##### RECORDED INFORMATION

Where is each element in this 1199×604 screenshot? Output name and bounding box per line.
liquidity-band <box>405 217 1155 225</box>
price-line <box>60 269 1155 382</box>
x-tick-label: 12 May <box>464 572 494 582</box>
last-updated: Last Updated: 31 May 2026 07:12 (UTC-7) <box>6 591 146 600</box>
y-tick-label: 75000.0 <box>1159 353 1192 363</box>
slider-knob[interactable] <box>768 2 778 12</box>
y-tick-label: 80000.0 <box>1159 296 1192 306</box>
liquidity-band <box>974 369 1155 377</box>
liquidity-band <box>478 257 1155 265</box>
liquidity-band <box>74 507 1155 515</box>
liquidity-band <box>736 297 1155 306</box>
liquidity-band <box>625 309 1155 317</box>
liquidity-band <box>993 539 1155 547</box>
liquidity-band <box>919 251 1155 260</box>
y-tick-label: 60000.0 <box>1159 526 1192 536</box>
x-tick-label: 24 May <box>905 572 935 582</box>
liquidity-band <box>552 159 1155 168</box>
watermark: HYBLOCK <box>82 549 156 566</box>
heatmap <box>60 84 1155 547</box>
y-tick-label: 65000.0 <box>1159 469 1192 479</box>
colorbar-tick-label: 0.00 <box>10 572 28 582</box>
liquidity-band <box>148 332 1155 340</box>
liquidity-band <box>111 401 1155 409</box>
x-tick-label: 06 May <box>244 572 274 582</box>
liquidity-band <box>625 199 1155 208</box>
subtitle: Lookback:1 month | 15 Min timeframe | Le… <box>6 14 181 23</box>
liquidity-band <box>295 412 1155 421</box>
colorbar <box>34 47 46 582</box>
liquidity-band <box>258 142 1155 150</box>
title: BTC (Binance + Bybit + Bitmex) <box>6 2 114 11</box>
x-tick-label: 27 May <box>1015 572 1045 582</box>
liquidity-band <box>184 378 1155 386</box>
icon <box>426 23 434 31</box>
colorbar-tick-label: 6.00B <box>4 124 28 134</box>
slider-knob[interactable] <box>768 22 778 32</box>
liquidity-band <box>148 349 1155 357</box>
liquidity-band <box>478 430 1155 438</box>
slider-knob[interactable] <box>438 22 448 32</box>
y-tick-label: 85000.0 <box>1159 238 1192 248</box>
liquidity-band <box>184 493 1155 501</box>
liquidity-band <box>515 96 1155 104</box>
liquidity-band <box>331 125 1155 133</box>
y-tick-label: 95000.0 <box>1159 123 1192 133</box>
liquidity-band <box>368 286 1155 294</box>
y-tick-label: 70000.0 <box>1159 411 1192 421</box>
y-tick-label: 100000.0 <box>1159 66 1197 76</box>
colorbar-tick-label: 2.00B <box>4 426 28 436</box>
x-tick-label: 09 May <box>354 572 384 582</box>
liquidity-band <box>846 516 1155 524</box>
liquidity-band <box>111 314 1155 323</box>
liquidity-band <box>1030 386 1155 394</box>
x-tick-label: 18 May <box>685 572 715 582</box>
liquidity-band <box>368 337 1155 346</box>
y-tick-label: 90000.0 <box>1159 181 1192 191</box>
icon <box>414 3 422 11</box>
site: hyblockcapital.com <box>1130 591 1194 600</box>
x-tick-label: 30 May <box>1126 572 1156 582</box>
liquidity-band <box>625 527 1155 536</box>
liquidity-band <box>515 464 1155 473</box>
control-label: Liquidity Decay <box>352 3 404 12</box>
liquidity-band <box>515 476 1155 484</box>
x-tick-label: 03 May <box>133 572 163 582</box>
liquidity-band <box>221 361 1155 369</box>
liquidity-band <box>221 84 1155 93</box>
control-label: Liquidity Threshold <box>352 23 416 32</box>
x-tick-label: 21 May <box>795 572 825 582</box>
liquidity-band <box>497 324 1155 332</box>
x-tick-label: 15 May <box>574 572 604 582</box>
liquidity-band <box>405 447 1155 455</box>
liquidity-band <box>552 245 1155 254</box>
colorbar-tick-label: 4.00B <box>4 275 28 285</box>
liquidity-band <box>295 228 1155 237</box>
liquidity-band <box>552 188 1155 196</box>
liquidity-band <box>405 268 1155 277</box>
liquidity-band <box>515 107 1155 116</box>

##########

TASK TO CARRY OUT: Please extract the lines above, from the first line through the line that contains "x-tick-label: 12 May", and reproduce them unchanged.

PROBLEM SOLUTION:
Where is each element in this 1199×604 screenshot? Output name and bounding box per line.
liquidity-band <box>405 217 1155 225</box>
price-line <box>60 269 1155 382</box>
x-tick-label: 12 May <box>464 572 494 582</box>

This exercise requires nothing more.